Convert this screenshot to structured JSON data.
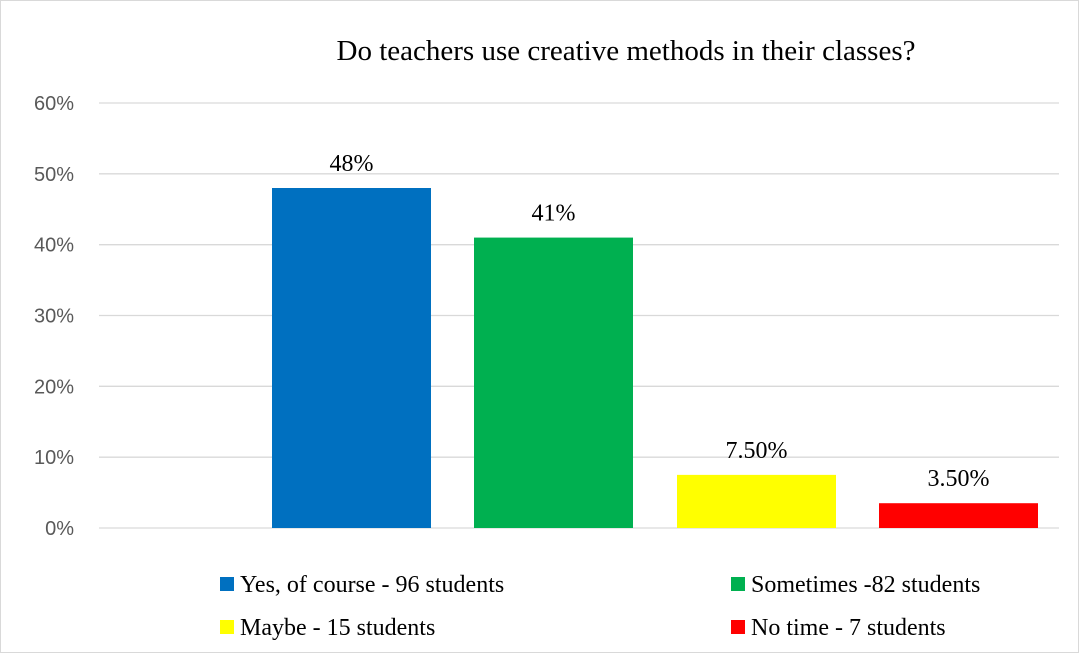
{
  "chart_data": {
    "type": "bar",
    "title": "Do teachers use creative methods in their classes?",
    "xlabel": "",
    "ylabel": "",
    "ylim": [
      0,
      60
    ],
    "yticks": [
      "0%",
      "10%",
      "20%",
      "30%",
      "40%",
      "50%",
      "60%"
    ],
    "grid": true,
    "legend_position": "bottom",
    "categories": [
      "Yes, of course - 96 students",
      "Sometimes -82 students",
      "Maybe - 15 students",
      "No time - 7 students"
    ],
    "values": [
      48,
      41,
      7.5,
      3.5
    ],
    "data_labels": [
      "48%",
      "41%",
      "7.50%",
      "3.50%"
    ],
    "colors": [
      "#0070c0",
      "#00b050",
      "#ffff00",
      "#ff0000"
    ],
    "legend": [
      "Yes, of course - 96 students",
      "Sometimes -82 students",
      "Maybe - 15 students",
      "No time - 7 students"
    ]
  }
}
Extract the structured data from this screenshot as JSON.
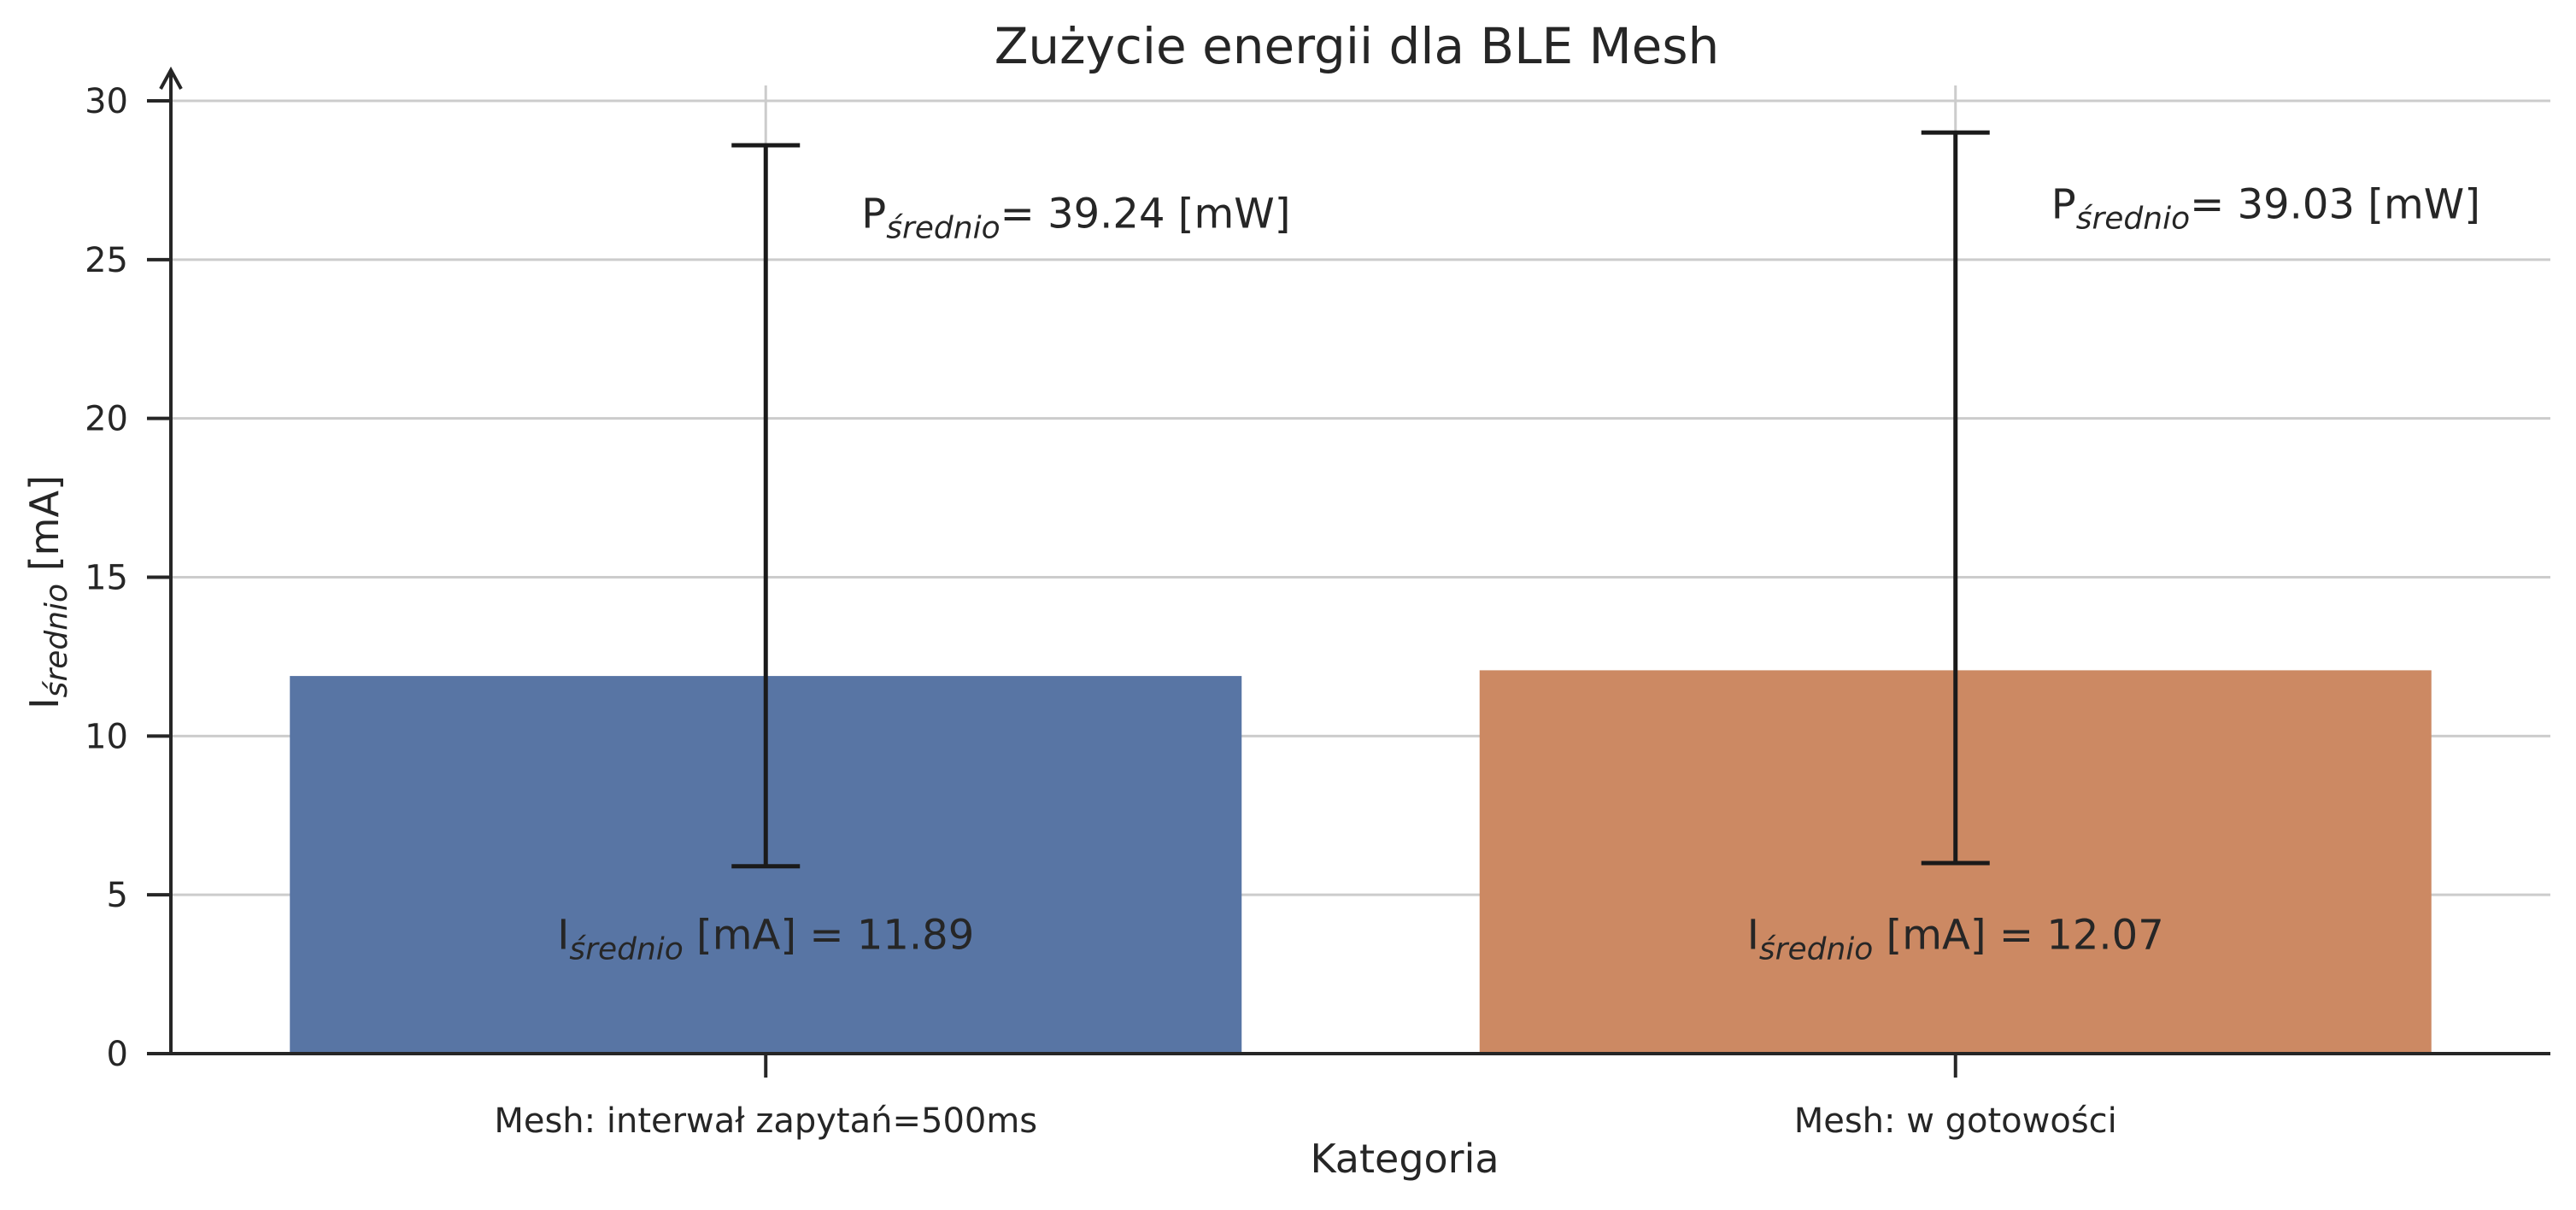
{
  "chart_data": {
    "type": "bar",
    "title": "Zużycie energii dla BLE Mesh",
    "xlabel": "Kategoria",
    "ylabel": {
      "main": "I",
      "sub": "średnio",
      "unit": " [mA]"
    },
    "categories": [
      "Mesh: interwał zapytań=500ms",
      "Mesh: w gotowości"
    ],
    "values": [
      11.89,
      12.07
    ],
    "error_low": [
      5.9,
      6.0
    ],
    "error_high": [
      28.6,
      29.0
    ],
    "colors": [
      "#5875a4",
      "#cc8963"
    ],
    "ylim": [
      0,
      30
    ],
    "yticks": [
      0,
      5,
      10,
      15,
      20,
      25,
      30
    ],
    "grid": true,
    "bar_labels": [
      {
        "prefix": "I",
        "sub": "średnio",
        "text": " [mA] = 11.89"
      },
      {
        "prefix": "I",
        "sub": "średnio",
        "text": " [mA] = 12.07"
      }
    ],
    "power_labels": [
      {
        "prefix": "P",
        "sub": "średnio",
        "text": "= 39.24 [mW]",
        "y": 26
      },
      {
        "prefix": "P",
        "sub": "średnio",
        "text": "= 39.03 [mW]",
        "y": 26.3
      }
    ]
  }
}
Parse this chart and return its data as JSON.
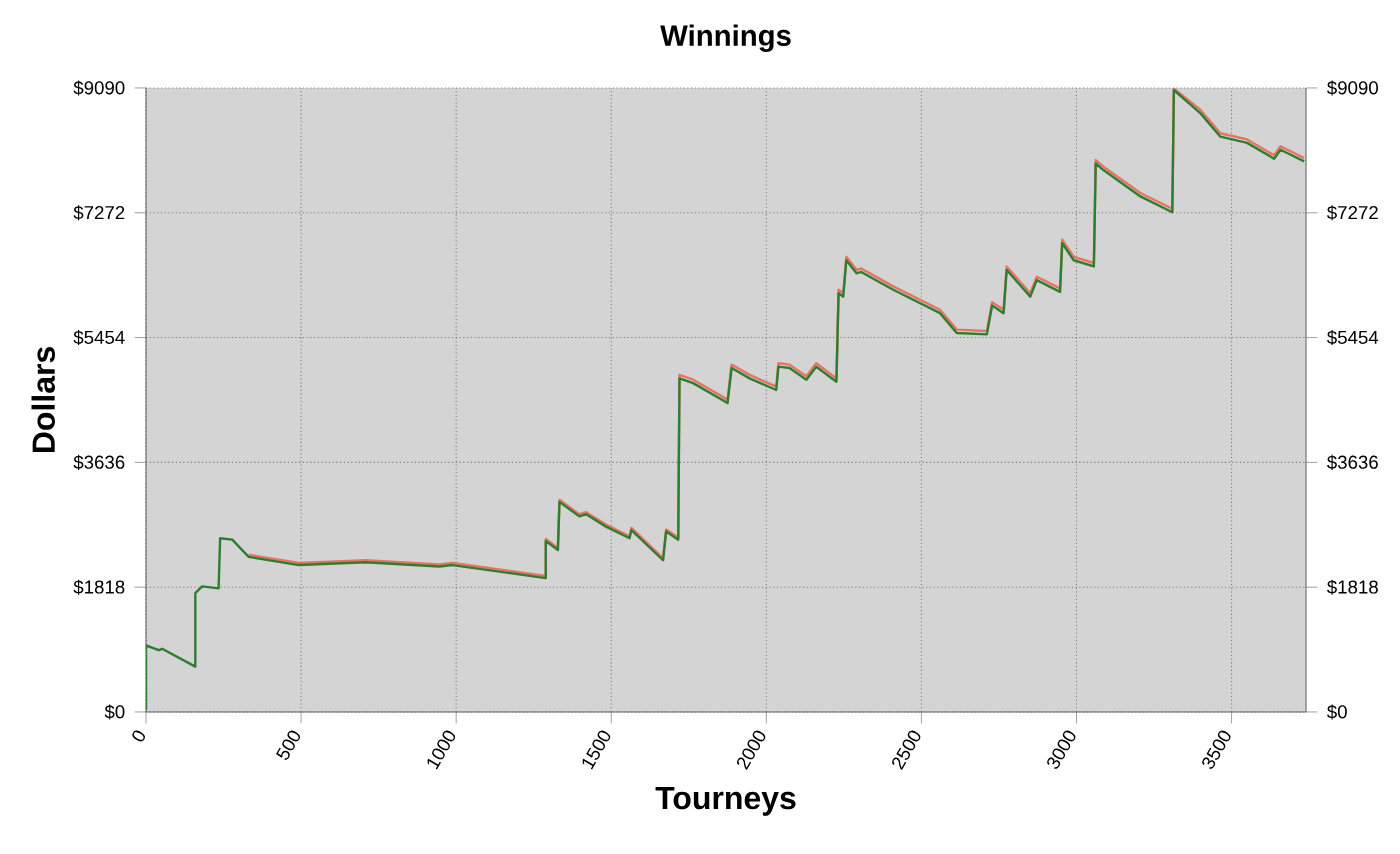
{
  "chart_data": {
    "type": "line",
    "title": "Winnings",
    "xlabel": "Tourneys",
    "ylabel": "Dollars",
    "x": [
      0,
      0,
      41,
      52,
      159,
      159,
      181,
      234,
      239,
      278,
      331,
      493,
      708,
      945,
      988,
      1289,
      1289,
      1328,
      1333,
      1397,
      1419,
      1483,
      1559,
      1565,
      1667,
      1677,
      1716,
      1720,
      1764,
      1875,
      1888,
      1946,
      2032,
      2039,
      2075,
      2129,
      2161,
      2226,
      2233,
      2248,
      2258,
      2291,
      2306,
      2409,
      2560,
      2614,
      2711,
      2728,
      2765,
      2775,
      2851,
      2872,
      2947,
      2954,
      2991,
      3056,
      3062,
      3088,
      3206,
      3309,
      3314,
      3400,
      3464,
      3550,
      3637,
      3658,
      3734
    ],
    "series": [
      {
        "color": "#e8735f",
        "values": [
          null,
          null,
          null,
          null,
          null,
          null,
          null,
          null,
          null,
          null,
          2290,
          2170,
          2210,
          2150,
          2170,
          1980,
          2520,
          2390,
          3090,
          2880,
          2910,
          2730,
          2560,
          2680,
          2240,
          2660,
          2540,
          4910,
          4840,
          4550,
          5060,
          4910,
          4740,
          5080,
          5060,
          4890,
          5080,
          4860,
          6150,
          6100,
          6630,
          6440,
          6460,
          6200,
          5860,
          5570,
          5550,
          5970,
          5860,
          6490,
          6100,
          6340,
          6170,
          6880,
          6630,
          6540,
          8040,
          7940,
          7560,
          7330,
          9080,
          8770,
          8430,
          8340,
          8110,
          8240,
          8070
        ]
      },
      {
        "color": "#2e7d32",
        "values": [
          30,
          970,
          900,
          920,
          660,
          1730,
          1830,
          1800,
          2530,
          2510,
          2260,
          2140,
          2180,
          2120,
          2140,
          1950,
          2490,
          2360,
          3060,
          2850,
          2880,
          2700,
          2530,
          2650,
          2210,
          2630,
          2510,
          4860,
          4790,
          4500,
          5010,
          4860,
          4690,
          5030,
          5010,
          4840,
          5030,
          4810,
          6100,
          6050,
          6580,
          6390,
          6410,
          6150,
          5810,
          5520,
          5500,
          5920,
          5810,
          6440,
          6050,
          6290,
          6120,
          6830,
          6580,
          6490,
          7990,
          7890,
          7510,
          7280,
          9060,
          8720,
          8380,
          8290,
          8060,
          8190,
          8020
        ]
      }
    ],
    "xlim": [
      0,
      3740
    ],
    "xticks": [
      0,
      500,
      1000,
      1500,
      2000,
      2500,
      3000,
      3500
    ],
    "ylim": [
      0,
      9090
    ],
    "yticks": [
      {
        "value": 0,
        "label": "$0"
      },
      {
        "value": 1818,
        "label": "$1818"
      },
      {
        "value": 3636,
        "label": "$3636"
      },
      {
        "value": 5454,
        "label": "$5454"
      },
      {
        "value": 7272,
        "label": "$7272"
      },
      {
        "value": 9090,
        "label": "$9090"
      }
    ],
    "y2lim": [
      0,
      9090
    ],
    "y2ticks": [
      {
        "value": 0,
        "label": "$0"
      },
      {
        "value": 1818,
        "label": "$1818"
      },
      {
        "value": 3636,
        "label": "$3636"
      },
      {
        "value": 5454,
        "label": "$5454"
      },
      {
        "value": 7272,
        "label": "$7272"
      },
      {
        "value": 9090,
        "label": "$9090"
      }
    ],
    "grid": true
  }
}
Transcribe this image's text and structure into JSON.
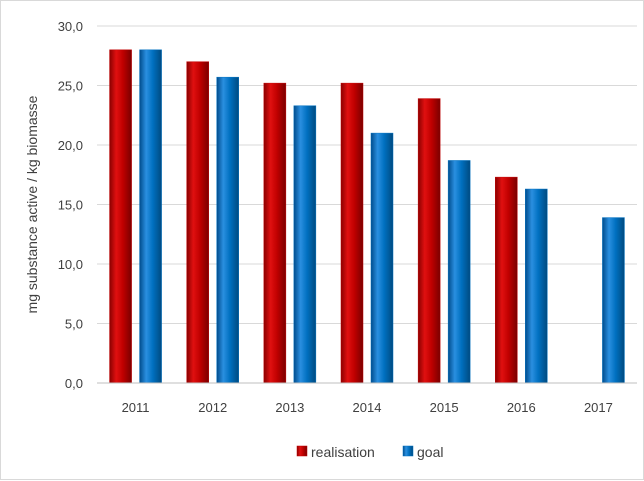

- - - -

GOAL OF THE EXERCISE:
Leave the pictures out and copy the rest of the data exactly.

EXERCISE ANSWER:
Convert this screenshot to structured JSON data.
{
  "chart_data": {
    "type": "bar",
    "title": "Do teachers use creative methods in their classes?",
    "xlabel": "",
    "ylabel": "",
    "ylim": [
      0,
      60
    ],
    "yticks": [
      "0%",
      "10%",
      "20%",
      "30%",
      "40%",
      "50%",
      "60%"
    ],
    "grid": true,
    "legend_position": "bottom",
    "categories": [
      "Yes, of course - 96 students",
      "Sometimes -82 students",
      "Maybe - 15 students",
      "No time - 7 students"
    ],
    "values": [
      48,
      41,
      7.5,
      3.5
    ],
    "data_labels": [
      "48%",
      "41%",
      "7.50%",
      "3.50%"
    ],
    "colors": [
      "#0070c0",
      "#00b050",
      "#ffff00",
      "#ff0000"
    ],
    "legend": [
      "Yes, of course - 96 students",
      "Sometimes -82 students",
      "Maybe - 15 students",
      "No time - 7 students"
    ]
  }
}
Extract the structured data from this screenshot as JSON.
{
  "chart_data": {
    "type": "bar",
    "title": "Zużycie energii dla BLE Mesh",
    "xlabel": "Kategoria",
    "ylabel": {
      "main": "I",
      "sub": "średnio",
      "unit": " [mA]"
    },
    "categories": [
      "Mesh: interwał zapytań=500ms",
      "Mesh: w gotowości"
    ],
    "values": [
      11.89,
      12.07
    ],
    "error_low": [
      5.9,
      6.0
    ],
    "error_high": [
      28.6,
      29.0
    ],
    "colors": [
      "#5875a4",
      "#cc8963"
    ],
    "ylim": [
      0,
      30
    ],
    "yticks": [
      0,
      5,
      10,
      15,
      20,
      25,
      30
    ],
    "grid": true,
    "bar_labels": [
      {
        "prefix": "I",
        "sub": "średnio",
        "text": " [mA] = 11.89"
      },
      {
        "prefix": "I",
        "sub": "średnio",
        "text": " [mA] = 12.07"
      }
    ],
    "power_labels": [
      {
        "prefix": "P",
        "sub": "średnio",
        "text": "= 39.24 [mW]",
        "y": 26
      },
      {
        "prefix": "P",
        "sub": "średnio",
        "text": "= 39.03 [mW]",
        "y": 26.3
      }
    ]
  }
}
Parse this chart and return its data as JSON.
{
  "chart_data": {
    "type": "line",
    "title": "Winnings",
    "xlabel": "Tourneys",
    "ylabel": "Dollars",
    "x": [
      0,
      0,
      41,
      52,
      159,
      159,
      181,
      234,
      239,
      278,
      331,
      493,
      708,
      945,
      988,
      1289,
      1289,
      1328,
      1333,
      1397,
      1419,
      1483,
      1559,
      1565,
      1667,
      1677,
      1716,
      1720,
      1764,
      1875,
      1888,
      1946,
      2032,
      2039,
      2075,
      2129,
      2161,
      2226,
      2233,
      2248,
      2258,
      2291,
      2306,
      2409,
      2560,
      2614,
      2711,
      2728,
      2765,
      2775,
      2851,
      2872,
      2947,
      2954,
      2991,
      3056,
      3062,
      3088,
      3206,
      3309,
      3314,
      3400,
      3464,
      3550,
      3637,
      3658,
      3734
    ],
    "series": [
      {
        "color": "#e8735f",
        "values": [
          null,
          null,
          null,
          null,
          null,
          null,
          null,
          null,
          null,
          null,
          2290,
          2170,
          2210,
          2150,
          2170,
          1980,
          2520,
          2390,
          3090,
          2880,
          2910,
          2730,
          2560,
          2680,
          2240,
          2660,
          2540,
          4910,
          4840,
          4550,
          5060,
          4910,
          4740,
          5080,
          5060,
          4890,
          5080,
          4860,
          6150,
          6100,
          6630,
          6440,
          6460,
          6200,
          5860,
          5570,
          5550,
          5970,
          5860,
          6490,
          6100,
          6340,
          6170,
          6880,
          6630,
          6540,
          8040,
          7940,
          7560,
          7330,
          9080,
          8770,
          8430,
          8340,
          8110,
          8240,
          8070
        ]
      },
      {
        "color": "#2e7d32",
        "values": [
          30,
          970,
          900,
          920,
          660,
          1730,
          1830,
          1800,
          2530,
          2510,
          2260,
          2140,
          2180,
          2120,
          2140,
          1950,
          2490,
          2360,
          3060,
          2850,
          2880,
          2700,
          2530,
          2650,
          2210,
          2630,
          2510,
          4860,
          4790,
          4500,
          5010,
          4860,
          4690,
          5030,
          5010,
          4840,
          5030,
          4810,
          6100,
          6050,
          6580,
          6390,
          6410,
          6150,
          5810,
          5520,
          5500,
          5920,
          5810,
          6440,
          6050,
          6290,
          6120,
          6830,
          6580,
          6490,
          7990,
          7890,
          7510,
          7280,
          9060,
          8720,
          8380,
          8290,
          8060,
          8190,
          8020
        ]
      }
    ],
    "xlim": [
      0,
      3740
    ],
    "xticks": [
      0,
      500,
      1000,
      1500,
      2000,
      2500,
      3000,
      3500
    ],
    "ylim": [
      0,
      9090
    ],
    "yticks": [
      {
        "value": 0,
        "label": "$0"
      },
      {
        "value": 1818,
        "label": "$1818"
      },
      {
        "value": 3636,
        "label": "$3636"
      },
      {
        "value": 5454,
        "label": "$5454"
      },
      {
        "value": 7272,
        "label": "$7272"
      },
      {
        "value": 9090,
        "label": "$9090"
      }
    ],
    "y2lim": [
      0,
      9090
    ],
    "y2ticks": [
      {
        "value": 0,
        "label": "$0"
      },
      {
        "value": 1818,
        "label": "$1818"
      },
      {
        "value": 3636,
        "label": "$3636"
      },
      {
        "value": 5454,
        "label": "$5454"
      },
      {
        "value": 7272,
        "label": "$7272"
      },
      {
        "value": 9090,
        "label": "$9090"
      }
    ],
    "grid": true
  }
}
Transcribe this image's text and structure into JSON.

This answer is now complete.